Copy each line below that includes "color".

Records about charts and figures »
************

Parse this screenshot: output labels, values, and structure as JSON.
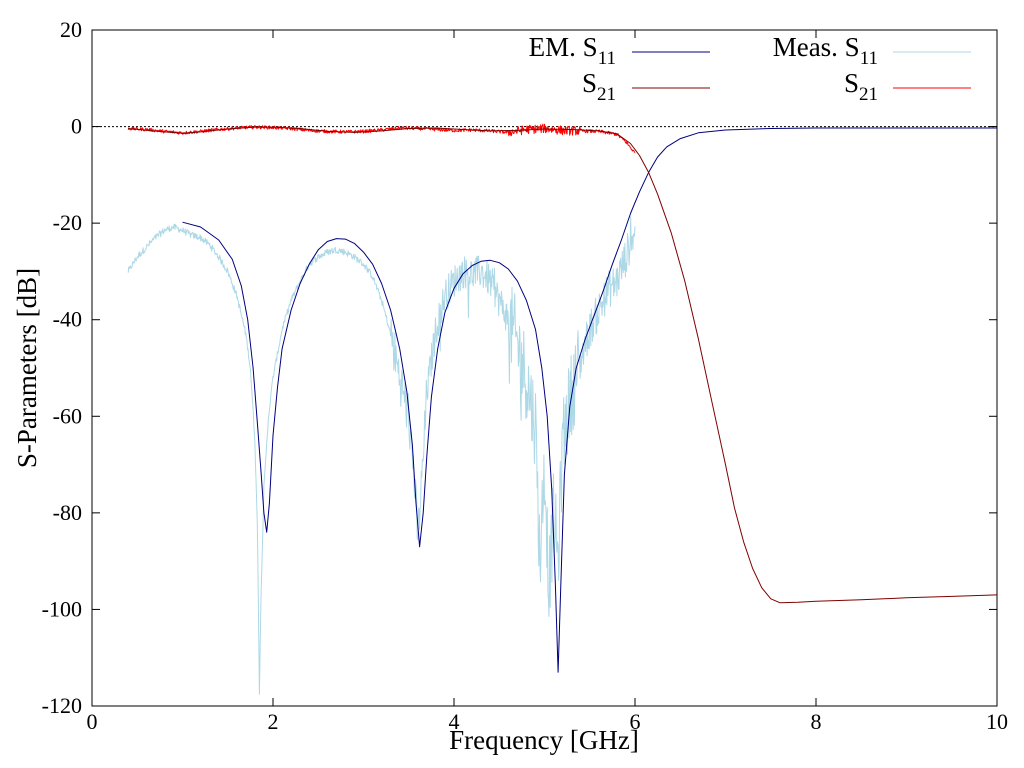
{
  "chart_data": {
    "type": "line",
    "title": "",
    "xlabel": "Frequency [GHz]",
    "ylabel": "S-Parameters [dB]",
    "xlim": [
      0,
      10
    ],
    "ylim": [
      -120,
      20
    ],
    "xticks": [
      0,
      2,
      4,
      6,
      8,
      10
    ],
    "yticks": [
      20,
      0,
      -20,
      -40,
      -60,
      -80,
      -100,
      -120
    ],
    "grid": false,
    "reference_line_y": 0,
    "legend": {
      "placement": "top-right",
      "columns": [
        {
          "prefix": "EM.",
          "entries": [
            "S11",
            "S21"
          ]
        },
        {
          "prefix": "Meas.",
          "entries": [
            "S11",
            "S21"
          ]
        }
      ]
    },
    "series": [
      {
        "label": "EM. S11",
        "color": "#00007f",
        "points": [
          [
            1.0,
            -19.8
          ],
          [
            1.2,
            -20.8
          ],
          [
            1.4,
            -23.5
          ],
          [
            1.55,
            -27.5
          ],
          [
            1.65,
            -33.0
          ],
          [
            1.72,
            -40.0
          ],
          [
            1.78,
            -50.0
          ],
          [
            1.83,
            -62.0
          ],
          [
            1.87,
            -72.0
          ],
          [
            1.9,
            -80.0
          ],
          [
            1.93,
            -84.0
          ],
          [
            1.96,
            -78.0
          ],
          [
            2.0,
            -64.0
          ],
          [
            2.05,
            -54.0
          ],
          [
            2.1,
            -46.0
          ],
          [
            2.2,
            -38.0
          ],
          [
            2.3,
            -32.5
          ],
          [
            2.4,
            -28.5
          ],
          [
            2.5,
            -25.5
          ],
          [
            2.6,
            -23.8
          ],
          [
            2.7,
            -23.2
          ],
          [
            2.8,
            -23.3
          ],
          [
            2.9,
            -24.2
          ],
          [
            3.0,
            -26.0
          ],
          [
            3.1,
            -28.5
          ],
          [
            3.2,
            -32.5
          ],
          [
            3.3,
            -38.0
          ],
          [
            3.4,
            -46.0
          ],
          [
            3.48,
            -55.0
          ],
          [
            3.54,
            -66.0
          ],
          [
            3.58,
            -78.0
          ],
          [
            3.62,
            -87.0
          ],
          [
            3.66,
            -80.0
          ],
          [
            3.7,
            -68.0
          ],
          [
            3.75,
            -56.0
          ],
          [
            3.82,
            -46.0
          ],
          [
            3.9,
            -38.5
          ],
          [
            4.0,
            -33.5
          ],
          [
            4.1,
            -30.5
          ],
          [
            4.2,
            -28.8
          ],
          [
            4.3,
            -27.9
          ],
          [
            4.4,
            -27.7
          ],
          [
            4.5,
            -28.2
          ],
          [
            4.6,
            -29.5
          ],
          [
            4.7,
            -32.0
          ],
          [
            4.8,
            -36.0
          ],
          [
            4.9,
            -42.0
          ],
          [
            4.97,
            -50.0
          ],
          [
            5.03,
            -60.0
          ],
          [
            5.08,
            -75.0
          ],
          [
            5.12,
            -95.0
          ],
          [
            5.15,
            -113.0
          ],
          [
            5.18,
            -95.0
          ],
          [
            5.22,
            -72.0
          ],
          [
            5.28,
            -58.0
          ],
          [
            5.35,
            -50.0
          ],
          [
            5.45,
            -44.0
          ],
          [
            5.55,
            -39.0
          ],
          [
            5.65,
            -34.0
          ],
          [
            5.75,
            -28.5
          ],
          [
            5.85,
            -23.5
          ],
          [
            5.95,
            -18.0
          ],
          [
            6.05,
            -13.5
          ],
          [
            6.15,
            -9.5
          ],
          [
            6.25,
            -6.3
          ],
          [
            6.35,
            -4.2
          ],
          [
            6.5,
            -2.5
          ],
          [
            6.7,
            -1.3
          ],
          [
            7.0,
            -0.7
          ],
          [
            7.5,
            -0.4
          ],
          [
            8.0,
            -0.3
          ],
          [
            9.0,
            -0.3
          ],
          [
            10.0,
            -0.3
          ]
        ]
      },
      {
        "label": "EM. S21",
        "color": "#7f0000",
        "points": [
          [
            0.4,
            -0.4
          ],
          [
            0.8,
            -1.1
          ],
          [
            1.0,
            -1.4
          ],
          [
            1.2,
            -1.1
          ],
          [
            1.5,
            -0.5
          ],
          [
            1.8,
            -0.1
          ],
          [
            2.0,
            -0.1
          ],
          [
            2.3,
            -0.4
          ],
          [
            2.6,
            -1.0
          ],
          [
            2.9,
            -1.2
          ],
          [
            3.2,
            -0.9
          ],
          [
            3.5,
            -0.4
          ],
          [
            3.8,
            -0.3
          ],
          [
            4.1,
            -0.6
          ],
          [
            4.4,
            -0.9
          ],
          [
            4.7,
            -0.8
          ],
          [
            5.0,
            -0.5
          ],
          [
            5.3,
            -0.6
          ],
          [
            5.6,
            -0.9
          ],
          [
            5.8,
            -1.5
          ],
          [
            5.95,
            -3.5
          ],
          [
            6.05,
            -6.0
          ],
          [
            6.15,
            -9.5
          ],
          [
            6.25,
            -14.0
          ],
          [
            6.4,
            -22.0
          ],
          [
            6.55,
            -32.0
          ],
          [
            6.7,
            -44.0
          ],
          [
            6.85,
            -57.0
          ],
          [
            7.0,
            -70.0
          ],
          [
            7.1,
            -79.0
          ],
          [
            7.2,
            -86.0
          ],
          [
            7.3,
            -91.5
          ],
          [
            7.4,
            -95.5
          ],
          [
            7.5,
            -97.8
          ],
          [
            7.6,
            -98.6
          ],
          [
            7.8,
            -98.5
          ],
          [
            8.0,
            -98.3
          ],
          [
            8.5,
            -98.0
          ],
          [
            9.0,
            -97.6
          ],
          [
            9.5,
            -97.3
          ],
          [
            10.0,
            -97.0
          ]
        ]
      },
      {
        "label": "Meas. S11",
        "color": "#add8e6",
        "noisy": true,
        "points": [
          [
            0.4,
            -30.0
          ],
          [
            0.5,
            -27.0
          ],
          [
            0.6,
            -25.0
          ],
          [
            0.7,
            -23.0
          ],
          [
            0.8,
            -21.5
          ],
          [
            0.9,
            -20.8
          ],
          [
            1.0,
            -21.5
          ],
          [
            1.1,
            -22.5
          ],
          [
            1.2,
            -23.0
          ],
          [
            1.3,
            -24.5
          ],
          [
            1.4,
            -27.0
          ],
          [
            1.5,
            -30.0
          ],
          [
            1.6,
            -35.0
          ],
          [
            1.7,
            -43.0
          ],
          [
            1.75,
            -50.0
          ],
          [
            1.8,
            -65.0
          ],
          [
            1.83,
            -85.0
          ],
          [
            1.85,
            -117.0
          ],
          [
            1.87,
            -95.0
          ],
          [
            1.9,
            -75.0
          ],
          [
            1.95,
            -60.0
          ],
          [
            2.0,
            -52.0
          ],
          [
            2.1,
            -42.0
          ],
          [
            2.2,
            -36.0
          ],
          [
            2.3,
            -32.0
          ],
          [
            2.4,
            -28.5
          ],
          [
            2.5,
            -27.0
          ],
          [
            2.6,
            -26.0
          ],
          [
            2.7,
            -25.5
          ],
          [
            2.8,
            -26.0
          ],
          [
            2.9,
            -27.0
          ],
          [
            3.0,
            -28.5
          ],
          [
            3.1,
            -31.0
          ],
          [
            3.2,
            -36.0
          ],
          [
            3.3,
            -43.0
          ],
          [
            3.4,
            -52.0
          ],
          [
            3.5,
            -60.0
          ],
          [
            3.55,
            -70.0
          ],
          [
            3.6,
            -85.0
          ],
          [
            3.65,
            -72.0
          ],
          [
            3.7,
            -55.0
          ],
          [
            3.8,
            -42.0
          ],
          [
            3.9,
            -35.0
          ],
          [
            4.0,
            -32.0
          ],
          [
            4.1,
            -30.0
          ],
          [
            4.2,
            -30.5
          ],
          [
            4.3,
            -30.0
          ],
          [
            4.4,
            -32.0
          ],
          [
            4.5,
            -36.0
          ],
          [
            4.6,
            -40.0
          ],
          [
            4.7,
            -45.0
          ],
          [
            4.8,
            -52.0
          ],
          [
            4.9,
            -62.0
          ],
          [
            4.95,
            -90.0
          ],
          [
            5.0,
            -70.0
          ],
          [
            5.05,
            -95.0
          ],
          [
            5.1,
            -80.0
          ],
          [
            5.15,
            -90.0
          ],
          [
            5.2,
            -65.0
          ],
          [
            5.3,
            -55.0
          ],
          [
            5.4,
            -48.0
          ],
          [
            5.5,
            -42.0
          ],
          [
            5.6,
            -38.0
          ],
          [
            5.7,
            -34.0
          ],
          [
            5.8,
            -32.0
          ],
          [
            5.9,
            -27.0
          ],
          [
            6.0,
            -21.0
          ]
        ]
      },
      {
        "label": "Meas. S21",
        "color": "#ff0000",
        "noisy": true,
        "points": [
          [
            0.4,
            -0.4
          ],
          [
            0.6,
            -0.6
          ],
          [
            0.8,
            -1.0
          ],
          [
            1.0,
            -1.3
          ],
          [
            1.2,
            -1.0
          ],
          [
            1.4,
            -0.6
          ],
          [
            1.6,
            -0.3
          ],
          [
            1.8,
            -0.1
          ],
          [
            2.0,
            -0.2
          ],
          [
            2.2,
            -0.4
          ],
          [
            2.4,
            -0.8
          ],
          [
            2.6,
            -1.0
          ],
          [
            2.8,
            -1.1
          ],
          [
            3.0,
            -1.0
          ],
          [
            3.2,
            -0.7
          ],
          [
            3.4,
            -0.3
          ],
          [
            3.6,
            -0.4
          ],
          [
            3.8,
            -0.6
          ],
          [
            4.0,
            -0.8
          ],
          [
            4.2,
            -0.7
          ],
          [
            4.4,
            -0.9
          ],
          [
            4.6,
            -1.2
          ],
          [
            4.8,
            -0.6
          ],
          [
            5.0,
            -0.4
          ],
          [
            5.2,
            -0.8
          ],
          [
            5.4,
            -0.9
          ],
          [
            5.6,
            -1.0
          ],
          [
            5.8,
            -1.6
          ],
          [
            5.9,
            -3.2
          ],
          [
            6.0,
            -5.5
          ]
        ]
      }
    ]
  }
}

************

Solution for this task »
        "color": "#00007f",
        "color": "#7f0000",
        "color": "#add8e6",
        "color": "#ff0000",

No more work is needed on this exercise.